### [Given instruction]
Show every line that has the string "kids" in it.

══ Information shown

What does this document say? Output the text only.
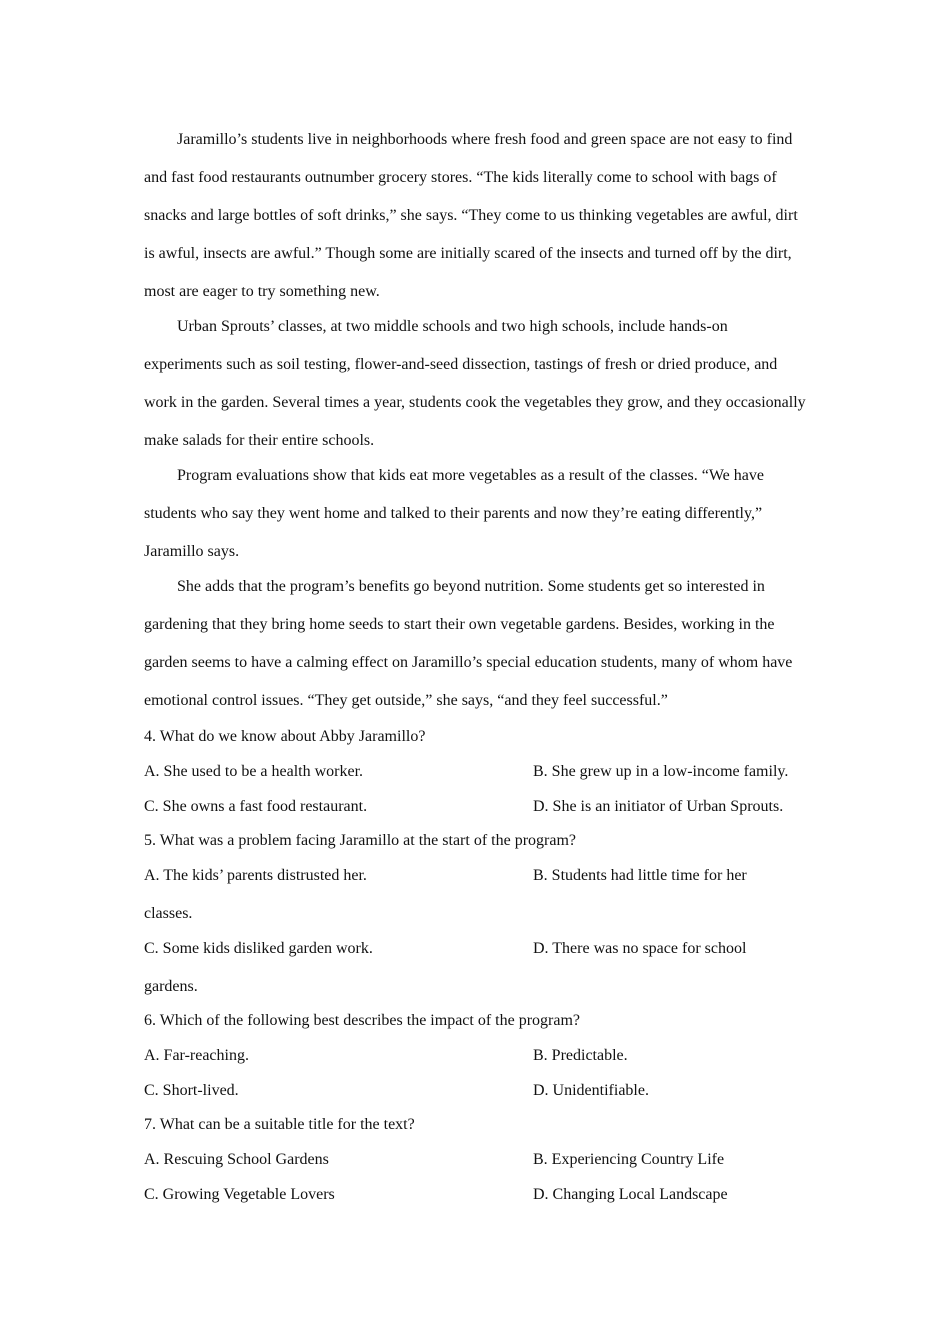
Jaramillo’s students live in neighborhoods where fresh food and green space are not easy to find and fast food restaurants outnumber grocery stores. “The kids literally come to school with bags of snacks and large bottles of soft drinks,” she says. “They come to us thinking vegetables are awful, dirt is awful, insects are awful.” Though some are initially scared of the insects and turned off by the dirt, most are eager to try something new.

Urban Sprouts’ classes, at two middle schools and two high schools, include hands-on experiments such as soil testing, flower-and-seed dissection, tastings of fresh or dried produce, and work in the garden. Several times a year, students cook the vegetables they grow, and they occasionally make salads for their entire schools.

Program evaluations show that kids eat more vegetables as a result of the classes. “We have students who say they went home and talked to their parents and now they’re eating differently,” Jaramillo says.

She adds that the program’s benefits go beyond nutrition. Some students get so interested in gardening that they bring home seeds to start their own vegetable gardens. Besides, working in the garden seems to have a calming effect on Jaramillo’s special education students, many of whom have emotional control issues. “They get outside,” she says, “and they feel successful.”

4. What do we know about Abby Jaramillo?

A. She used to be a health worker.	B. She grew up in a low-income family.
C. She owns a fast food restaurant.	D. She is an initiator of Urban Sprouts.

5. What was a problem facing Jaramillo at the start of the program?

A. The kids’ parents distrusted her.	B. Students had little time for her
classes.
C. Some kids disliked garden work.	D. There was no space for school
gardens.

6. Which of the following best describes the impact of the program?

A. Far-reaching.	B. Predictable.
C. Short-lived.	D. Unidentifiable.

7. What can be a suitable title for the text?

A. Rescuing School Gardens	B. Experiencing Country Life
C. Growing Vegetable Lovers	D. Changing Local Landscape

════

### [The output]
Jaramillo’s students live in neighborhoods where fresh food and green space are not easy to find and fast food restaurants outnumber grocery stores. “The kids literally come to school with bags of snacks and large bottles of soft drinks,” she says. “They come to us thinking vegetables are awful, dirt is awful, insects are awful.” Though some are initially scared of the insects and turned off by the dirt, most are eager to try something new.
Program evaluations show that kids eat more vegetables as a result of the classes. “We have students who say they went home and talked to their parents and now they’re eating differently,” Jaramillo says.
A. The kids’ parents distrusted her.	B. Students had little time for her
C. Some kids disliked garden work.	D. There was no space for school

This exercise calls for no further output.